| DATASET CONTENT |
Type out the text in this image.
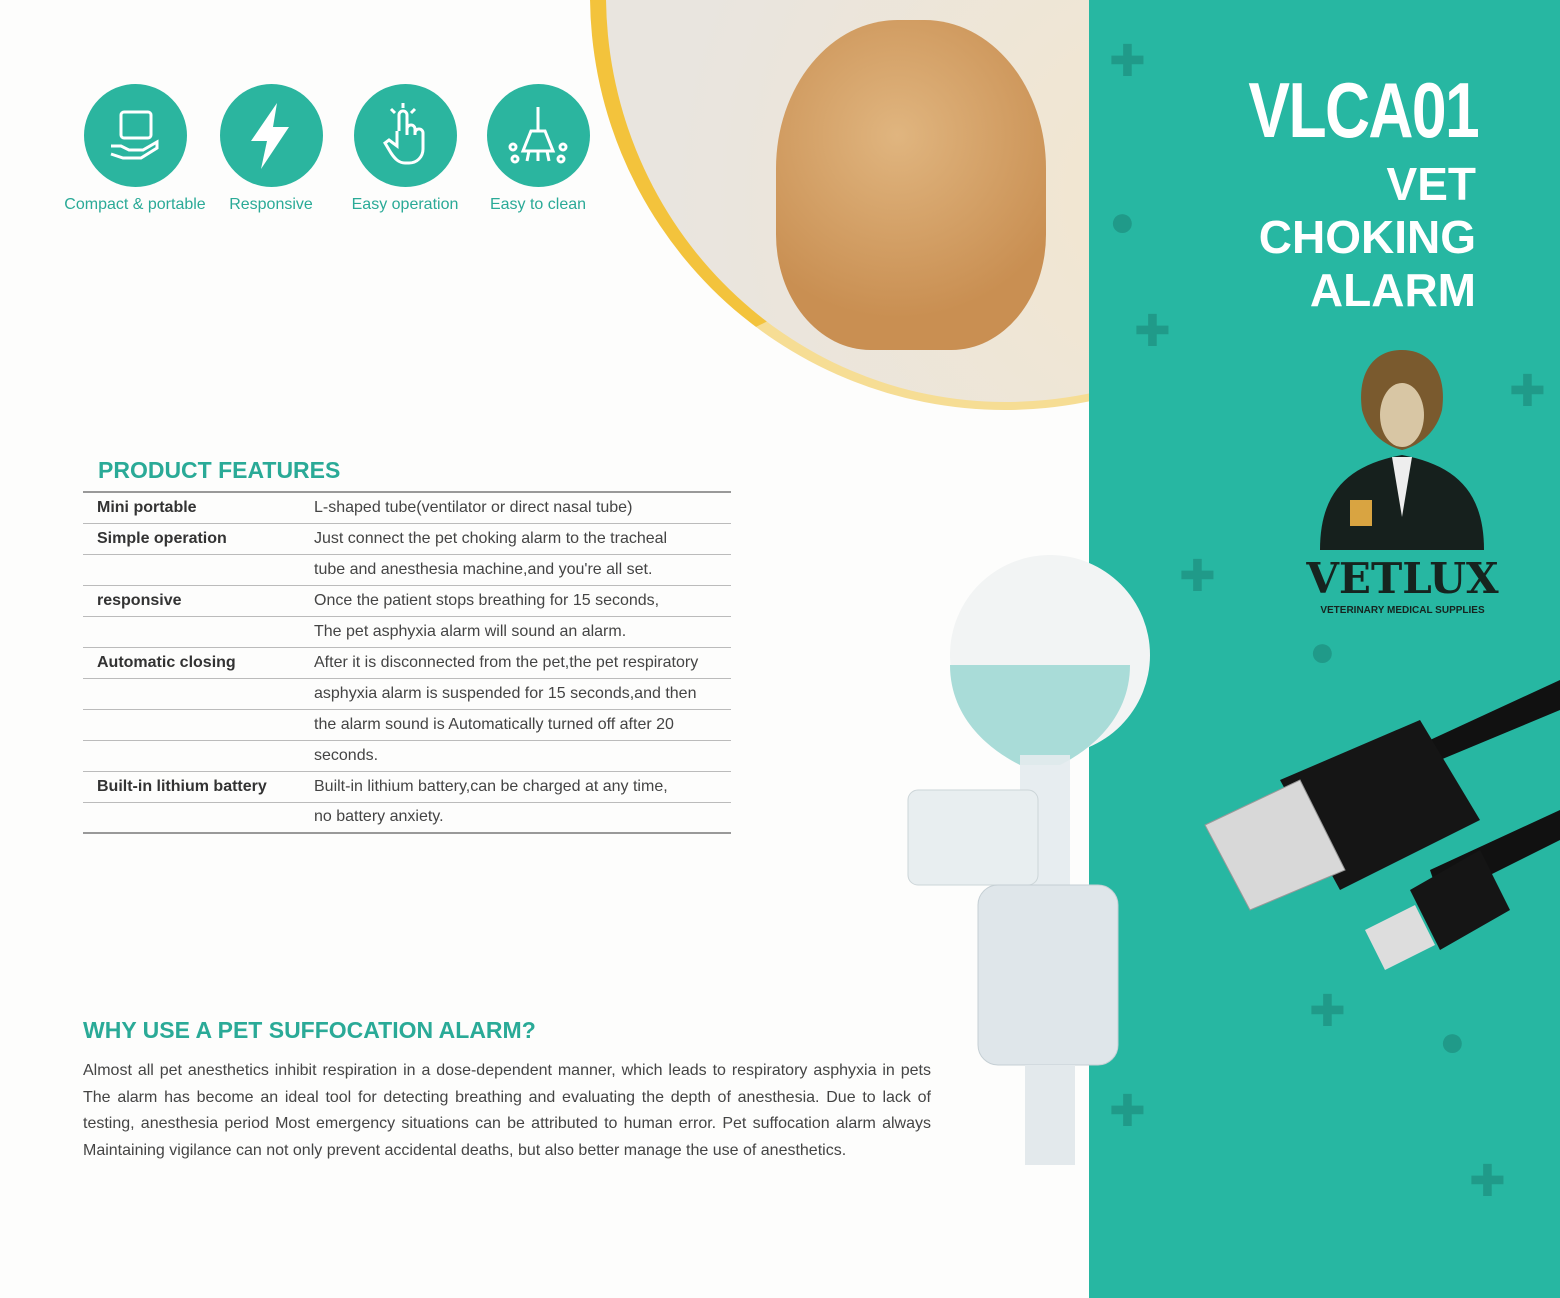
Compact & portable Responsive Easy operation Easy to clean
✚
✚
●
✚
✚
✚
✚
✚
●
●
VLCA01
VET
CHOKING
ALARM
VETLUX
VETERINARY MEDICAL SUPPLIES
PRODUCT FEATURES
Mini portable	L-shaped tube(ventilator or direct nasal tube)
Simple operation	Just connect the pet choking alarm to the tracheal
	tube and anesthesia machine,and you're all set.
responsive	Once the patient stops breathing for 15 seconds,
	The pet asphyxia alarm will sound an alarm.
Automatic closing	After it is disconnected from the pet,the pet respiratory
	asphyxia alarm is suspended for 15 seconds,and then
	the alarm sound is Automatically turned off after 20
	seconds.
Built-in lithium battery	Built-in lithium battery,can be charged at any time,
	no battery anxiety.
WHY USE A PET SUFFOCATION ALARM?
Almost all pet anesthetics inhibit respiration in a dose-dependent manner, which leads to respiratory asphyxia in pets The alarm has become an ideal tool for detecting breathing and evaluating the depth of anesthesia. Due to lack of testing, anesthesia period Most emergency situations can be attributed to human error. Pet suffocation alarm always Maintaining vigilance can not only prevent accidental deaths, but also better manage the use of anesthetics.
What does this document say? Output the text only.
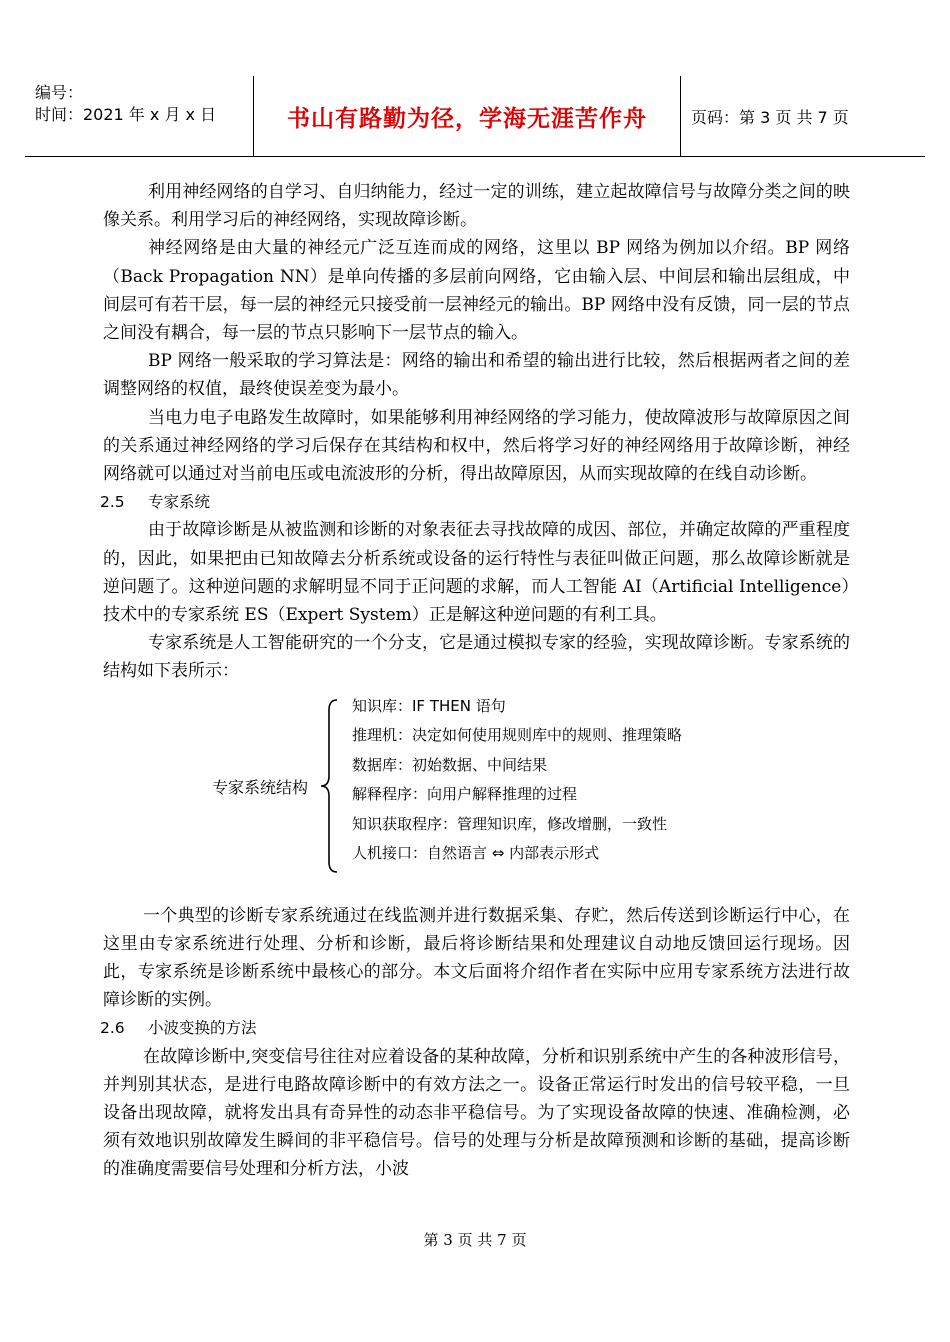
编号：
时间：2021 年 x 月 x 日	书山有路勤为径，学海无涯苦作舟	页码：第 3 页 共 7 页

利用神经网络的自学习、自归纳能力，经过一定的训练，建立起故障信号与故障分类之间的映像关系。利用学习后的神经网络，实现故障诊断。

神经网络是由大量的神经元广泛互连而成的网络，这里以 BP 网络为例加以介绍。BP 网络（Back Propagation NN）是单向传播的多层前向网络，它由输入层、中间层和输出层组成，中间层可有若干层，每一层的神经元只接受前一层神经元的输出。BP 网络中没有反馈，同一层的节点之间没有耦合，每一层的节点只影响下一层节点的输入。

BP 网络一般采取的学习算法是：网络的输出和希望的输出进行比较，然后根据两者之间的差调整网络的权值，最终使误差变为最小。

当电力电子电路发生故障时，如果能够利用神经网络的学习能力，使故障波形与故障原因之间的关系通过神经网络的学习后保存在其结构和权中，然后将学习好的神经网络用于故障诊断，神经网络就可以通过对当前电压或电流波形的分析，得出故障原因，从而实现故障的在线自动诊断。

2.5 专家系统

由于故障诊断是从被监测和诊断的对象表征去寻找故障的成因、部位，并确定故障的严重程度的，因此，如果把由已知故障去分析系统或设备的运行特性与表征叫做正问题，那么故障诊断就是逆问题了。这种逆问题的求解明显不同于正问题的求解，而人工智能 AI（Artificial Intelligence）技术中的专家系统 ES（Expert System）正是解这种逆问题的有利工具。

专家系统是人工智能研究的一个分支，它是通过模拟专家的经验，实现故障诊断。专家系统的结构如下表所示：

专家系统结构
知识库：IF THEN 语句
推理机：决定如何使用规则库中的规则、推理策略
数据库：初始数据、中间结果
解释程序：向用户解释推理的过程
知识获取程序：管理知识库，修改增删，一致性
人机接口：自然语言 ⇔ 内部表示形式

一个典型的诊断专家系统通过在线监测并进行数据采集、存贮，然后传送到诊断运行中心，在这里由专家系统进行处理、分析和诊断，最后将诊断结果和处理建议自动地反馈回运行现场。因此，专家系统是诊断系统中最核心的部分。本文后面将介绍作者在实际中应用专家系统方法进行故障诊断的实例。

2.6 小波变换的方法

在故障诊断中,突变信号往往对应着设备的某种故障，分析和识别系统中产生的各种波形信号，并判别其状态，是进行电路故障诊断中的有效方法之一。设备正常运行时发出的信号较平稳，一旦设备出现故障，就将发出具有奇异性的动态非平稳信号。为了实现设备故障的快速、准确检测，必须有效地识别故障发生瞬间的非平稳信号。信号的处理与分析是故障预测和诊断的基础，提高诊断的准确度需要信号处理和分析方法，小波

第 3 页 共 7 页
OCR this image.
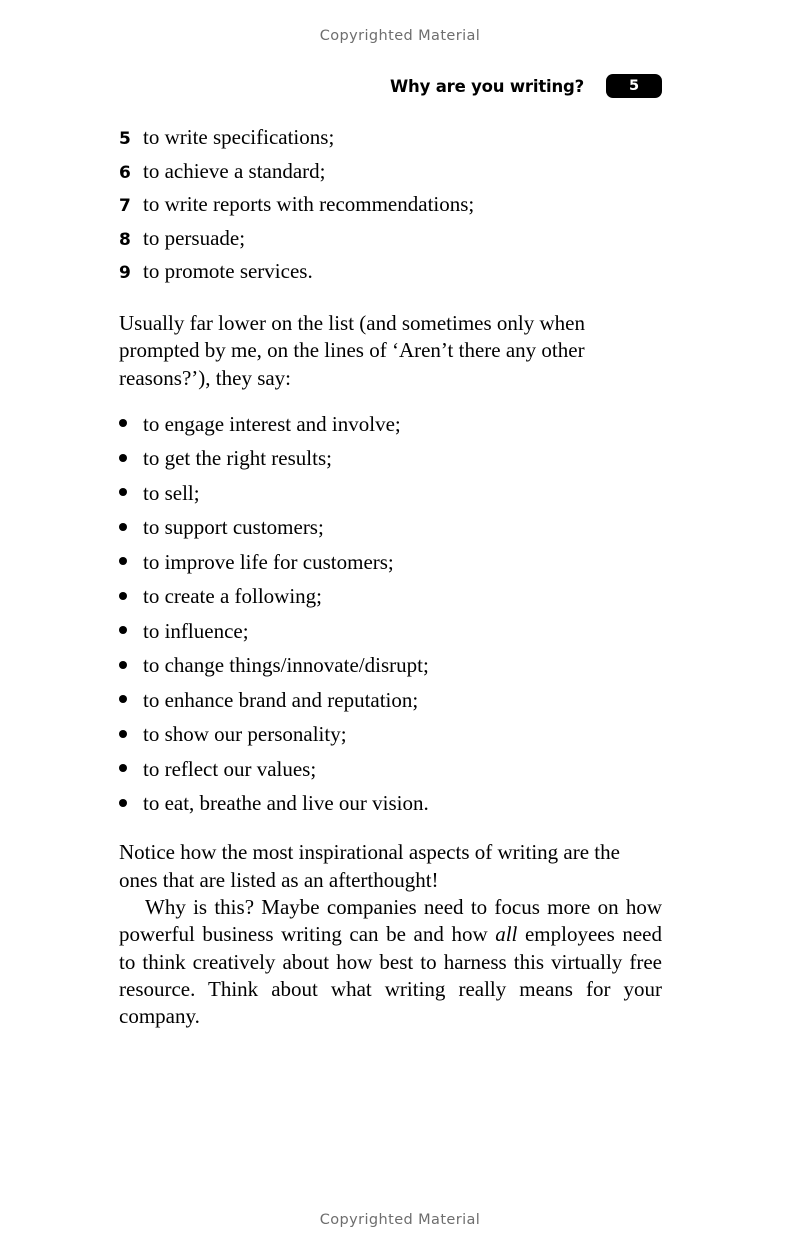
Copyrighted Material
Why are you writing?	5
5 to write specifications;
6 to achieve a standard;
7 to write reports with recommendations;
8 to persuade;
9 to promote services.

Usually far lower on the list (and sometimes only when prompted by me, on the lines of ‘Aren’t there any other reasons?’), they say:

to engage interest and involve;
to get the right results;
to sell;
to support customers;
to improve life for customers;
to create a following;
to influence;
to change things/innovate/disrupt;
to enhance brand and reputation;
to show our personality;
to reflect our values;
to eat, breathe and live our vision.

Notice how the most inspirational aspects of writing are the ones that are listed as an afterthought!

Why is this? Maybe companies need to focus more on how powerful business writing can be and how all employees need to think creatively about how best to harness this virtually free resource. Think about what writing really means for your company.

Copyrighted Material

| REQUIREMENTS |
For this exercise, gather every line of the data that contains the word "operation".

| WRITTEN ANSWER |
Compact & portable Responsive Easy operation Easy to clean
Simple operation	Just connect the pet choking alarm to the tracheal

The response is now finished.